Exactly repeat the material, dropping every picture from the copy.

###

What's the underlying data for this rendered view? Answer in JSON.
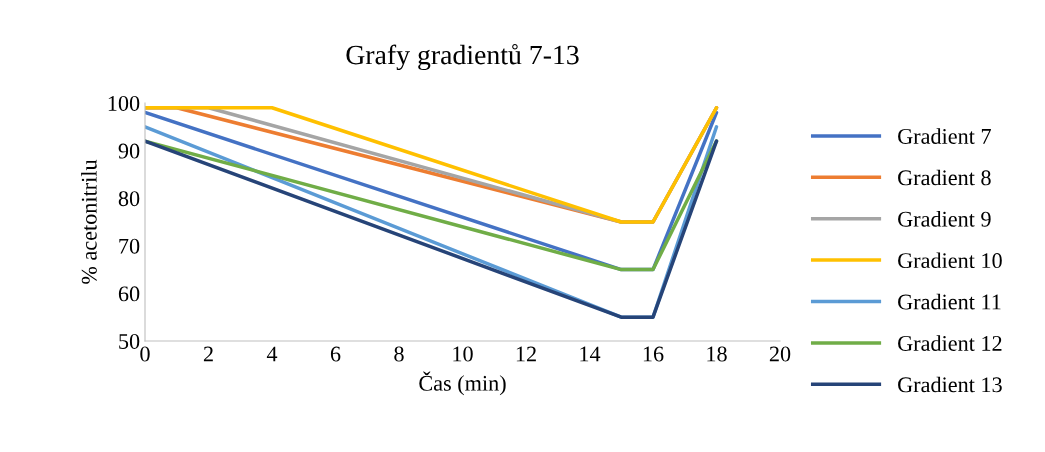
{
  "chart_data": {
    "type": "line",
    "title": "Grafy gradientů 7-13",
    "xlabel": "Čas (min)",
    "ylabel": "% acetonitrilu",
    "xlim": [
      0,
      20
    ],
    "xticks": [
      0,
      2,
      4,
      6,
      8,
      10,
      12,
      14,
      16,
      18,
      20
    ],
    "ylim": [
      50,
      100
    ],
    "yticks": [
      50,
      60,
      70,
      80,
      90,
      100
    ],
    "grid": false,
    "legend": "right",
    "marker": "none",
    "line_style": "solid",
    "series": [
      {
        "name": "Gradient 7",
        "color": "#4472c4",
        "x": [
          0,
          15,
          16,
          18
        ],
        "values": [
          98,
          65,
          65,
          98
        ]
      },
      {
        "name": "Gradient 8",
        "color": "#ed7d31",
        "x": [
          0,
          1,
          15,
          16,
          18
        ],
        "values": [
          99,
          99,
          75,
          75,
          99
        ]
      },
      {
        "name": "Gradient 9",
        "color": "#a5a5a5",
        "x": [
          0,
          2,
          15,
          16,
          18
        ],
        "values": [
          99,
          99,
          75,
          75,
          99
        ]
      },
      {
        "name": "Gradient 10",
        "color": "#ffc000",
        "x": [
          0,
          4,
          15,
          16,
          18
        ],
        "values": [
          99,
          99,
          75,
          75,
          99
        ]
      },
      {
        "name": "Gradient 11",
        "color": "#5b9bd5",
        "x": [
          0,
          15,
          16,
          18
        ],
        "values": [
          95,
          55,
          55,
          95
        ]
      },
      {
        "name": "Gradient 12",
        "color": "#70ad47",
        "x": [
          0,
          15,
          16,
          18
        ],
        "values": [
          92,
          65,
          65,
          92
        ]
      },
      {
        "name": "Gradient 13",
        "color": "#264478",
        "x": [
          0,
          15,
          16,
          18
        ],
        "values": [
          92,
          55,
          55,
          92
        ]
      }
    ]
  }
}
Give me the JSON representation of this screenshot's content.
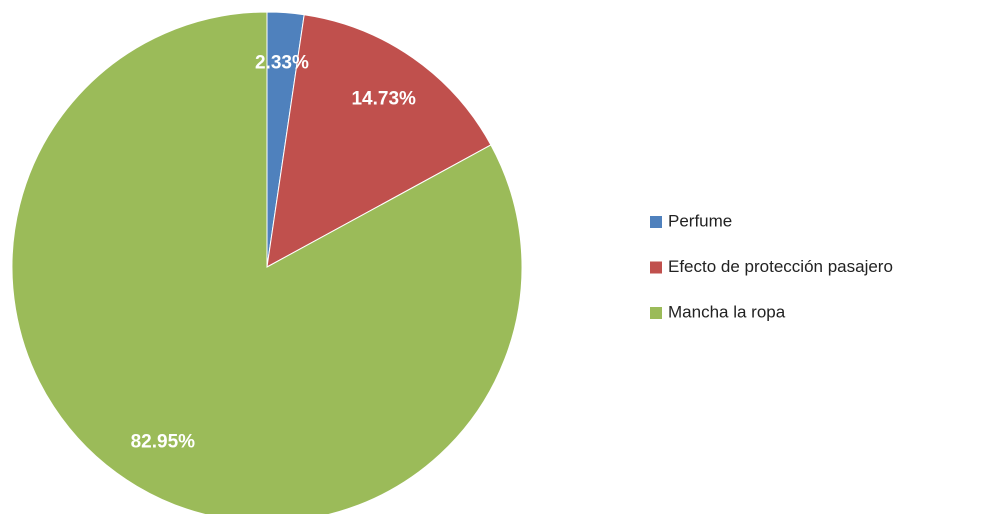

###

* **RESULT**:
What's the underlying data for this rendered view? Answer in JSON.
{
  "chart_data": {
    "type": "line",
    "title": "Grafy gradientů 7-13",
    "xlabel": "Čas (min)",
    "ylabel": "% acetonitrilu",
    "xlim": [
      0,
      20
    ],
    "xticks": [
      0,
      2,
      4,
      6,
      8,
      10,
      12,
      14,
      16,
      18,
      20
    ],
    "ylim": [
      50,
      100
    ],
    "yticks": [
      50,
      60,
      70,
      80,
      90,
      100
    ],
    "grid": false,
    "legend": "right",
    "marker": "none",
    "line_style": "solid",
    "series": [
      {
        "name": "Gradient 7",
        "color": "#4472c4",
        "x": [
          0,
          15,
          16,
          18
        ],
        "values": [
          98,
          65,
          65,
          98
        ]
      },
      {
        "name": "Gradient 8",
        "color": "#ed7d31",
        "x": [
          0,
          1,
          15,
          16,
          18
        ],
        "values": [
          99,
          99,
          75,
          75,
          99
        ]
      },
      {
        "name": "Gradient 9",
        "color": "#a5a5a5",
        "x": [
          0,
          2,
          15,
          16,
          18
        ],
        "values": [
          99,
          99,
          75,
          75,
          99
        ]
      },
      {
        "name": "Gradient 10",
        "color": "#ffc000",
        "x": [
          0,
          4,
          15,
          16,
          18
        ],
        "values": [
          99,
          99,
          75,
          75,
          99
        ]
      },
      {
        "name": "Gradient 11",
        "color": "#5b9bd5",
        "x": [
          0,
          15,
          16,
          18
        ],
        "values": [
          95,
          55,
          55,
          95
        ]
      },
      {
        "name": "Gradient 12",
        "color": "#70ad47",
        "x": [
          0,
          15,
          16,
          18
        ],
        "values": [
          92,
          65,
          65,
          92
        ]
      },
      {
        "name": "Gradient 13",
        "color": "#264478",
        "x": [
          0,
          15,
          16,
          18
        ],
        "values": [
          92,
          55,
          55,
          92
        ]
      }
    ]
  }
}
Give me the JSON representation of this screenshot's content.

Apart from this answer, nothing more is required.